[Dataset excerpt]
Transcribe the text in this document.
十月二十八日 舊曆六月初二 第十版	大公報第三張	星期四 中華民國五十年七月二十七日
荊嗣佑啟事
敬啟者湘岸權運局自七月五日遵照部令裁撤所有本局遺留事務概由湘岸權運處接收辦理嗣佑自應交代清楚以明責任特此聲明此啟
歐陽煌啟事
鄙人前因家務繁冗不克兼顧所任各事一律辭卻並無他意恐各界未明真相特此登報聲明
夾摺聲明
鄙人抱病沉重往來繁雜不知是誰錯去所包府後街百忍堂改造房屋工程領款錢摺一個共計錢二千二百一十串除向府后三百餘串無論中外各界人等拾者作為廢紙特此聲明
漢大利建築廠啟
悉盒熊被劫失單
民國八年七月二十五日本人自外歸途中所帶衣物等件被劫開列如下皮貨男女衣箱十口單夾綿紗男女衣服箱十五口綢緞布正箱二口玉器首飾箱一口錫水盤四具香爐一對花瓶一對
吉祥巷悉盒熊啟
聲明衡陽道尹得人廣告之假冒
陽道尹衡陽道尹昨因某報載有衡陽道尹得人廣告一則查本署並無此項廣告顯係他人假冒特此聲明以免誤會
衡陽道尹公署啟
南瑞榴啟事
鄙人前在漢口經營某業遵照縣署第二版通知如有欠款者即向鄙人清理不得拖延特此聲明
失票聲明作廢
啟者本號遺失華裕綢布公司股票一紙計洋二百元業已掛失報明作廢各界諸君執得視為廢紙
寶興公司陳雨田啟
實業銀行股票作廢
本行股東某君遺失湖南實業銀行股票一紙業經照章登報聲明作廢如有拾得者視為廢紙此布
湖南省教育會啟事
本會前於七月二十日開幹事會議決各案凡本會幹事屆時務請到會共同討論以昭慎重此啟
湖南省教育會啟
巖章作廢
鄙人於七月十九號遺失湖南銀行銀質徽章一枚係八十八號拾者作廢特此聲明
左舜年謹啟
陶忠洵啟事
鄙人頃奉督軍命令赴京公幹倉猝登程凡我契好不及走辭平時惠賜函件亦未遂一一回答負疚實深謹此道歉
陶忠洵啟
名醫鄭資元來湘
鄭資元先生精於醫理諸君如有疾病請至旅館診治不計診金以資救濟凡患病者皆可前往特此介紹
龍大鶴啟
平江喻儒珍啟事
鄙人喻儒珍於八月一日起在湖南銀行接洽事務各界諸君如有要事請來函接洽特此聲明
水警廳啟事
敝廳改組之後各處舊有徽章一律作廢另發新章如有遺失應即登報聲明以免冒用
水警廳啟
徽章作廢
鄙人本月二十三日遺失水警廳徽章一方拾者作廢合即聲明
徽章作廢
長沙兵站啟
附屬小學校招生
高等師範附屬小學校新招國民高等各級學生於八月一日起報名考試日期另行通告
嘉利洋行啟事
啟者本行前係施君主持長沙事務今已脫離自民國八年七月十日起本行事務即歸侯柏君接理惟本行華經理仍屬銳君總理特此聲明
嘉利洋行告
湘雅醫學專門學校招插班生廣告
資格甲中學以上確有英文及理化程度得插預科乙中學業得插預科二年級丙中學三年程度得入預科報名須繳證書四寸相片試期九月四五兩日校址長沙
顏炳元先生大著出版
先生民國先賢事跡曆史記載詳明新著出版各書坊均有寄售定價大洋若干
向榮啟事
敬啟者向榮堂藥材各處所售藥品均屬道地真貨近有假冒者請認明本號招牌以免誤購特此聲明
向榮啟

Problem to solve
Type the material above out again, exactly.

Finished exercise
Transcribe the text in this document.
十月二十八日 舊曆六月初二 第十版	大公報第三張	星期四 中華民國五十年七月二十七日
荊嗣佑啟事
敬啟者湘岸權運局自七月五日遵照部令裁撤所有本局遺留事務概由湘岸權運處接收辦理嗣佑自應交代清楚以明責任特此聲明此啟
歐陽煌啟事
鄙人前因家務繁冗不克兼顧所任各事一律辭卻並無他意恐各界未明真相特此登報聲明
夾摺聲明
鄙人抱病沉重往來繁雜不知是誰錯去所包府後街百忍堂改造房屋工程領款錢摺一個共計錢二千二百一十串除向府后三百餘串無論中外各界人等拾者作為廢紙特此聲明
漢大利建築廠啟
悉盒熊被劫失單
民國八年七月二十五日本人自外歸途中所帶衣物等件被劫開列如下皮貨男女衣箱十口單夾綿紗男女衣服箱十五口綢緞布正箱二口玉器首飾箱一口錫水盤四具香爐一對花瓶一對
吉祥巷悉盒熊啟
聲明衡陽道尹得人廣告之假冒
陽道尹衡陽道尹昨因某報載有衡陽道尹得人廣告一則查本署並無此項廣告顯係他人假冒特此聲明以免誤會
衡陽道尹公署啟
南瑞榴啟事
鄙人前在漢口經營某業遵照縣署第二版通知如有欠款者即向鄙人清理不得拖延特此聲明
失票聲明作廢
啟者本號遺失華裕綢布公司股票一紙計洋二百元業已掛失報明作廢各界諸君執得視為廢紙
寶興公司陳雨田啟
實業銀行股票作廢
本行股東某君遺失湖南實業銀行股票一紙業經照章登報聲明作廢如有拾得者視為廢紙此布
湖南省教育會啟事
本會前於七月二十日開幹事會議決各案凡本會幹事屆時務請到會共同討論以昭慎重此啟
湖南省教育會啟
巖章作廢
鄙人於七月十九號遺失湖南銀行銀質徽章一枚係八十八號拾者作廢特此聲明
左舜年謹啟
陶忠洵啟事
鄙人頃奉督軍命令赴京公幹倉猝登程凡我契好不及走辭平時惠賜函件亦未遂一一回答負疚實深謹此道歉
陶忠洵啟
名醫鄭資元來湘
鄭資元先生精於醫理諸君如有疾病請至旅館診治不計診金以資救濟凡患病者皆可前往特此介紹
龍大鶴啟
平江喻儒珍啟事
鄙人喻儒珍於八月一日起在湖南銀行接洽事務各界諸君如有要事請來函接洽特此聲明
水警廳啟事
敝廳改組之後各處舊有徽章一律作廢另發新章如有遺失應即登報聲明以免冒用
水警廳啟
徽章作廢
鄙人本月二十三日遺失水警廳徽章一方拾者作廢合即聲明
徽章作廢
長沙兵站啟
附屬小學校招生
高等師範附屬小學校新招國民高等各級學生於八月一日起報名考試日期另行通告
嘉利洋行啟事
啟者本行前係施君主持長沙事務今已脫離自民國八年七月十日起本行事務即歸侯柏君接理惟本行華經理仍屬銳君總理特此聲明
嘉利洋行告
湘雅醫學專門學校招插班生廣告
資格甲中學以上確有英文及理化程度得插預科乙中學業得插預科二年級丙中學三年程度得入預科報名須繳證書四寸相片試期九月四五兩日校址長沙
顏炳元先生大著出版
先生民國先賢事跡曆史記載詳明新著出版各書坊均有寄售定價大洋若干
向榮啟事
敬啟者向榮堂藥材各處所售藥品均屬道地真貨近有假冒者請認明本號招牌以免誤購特此聲明
向榮啟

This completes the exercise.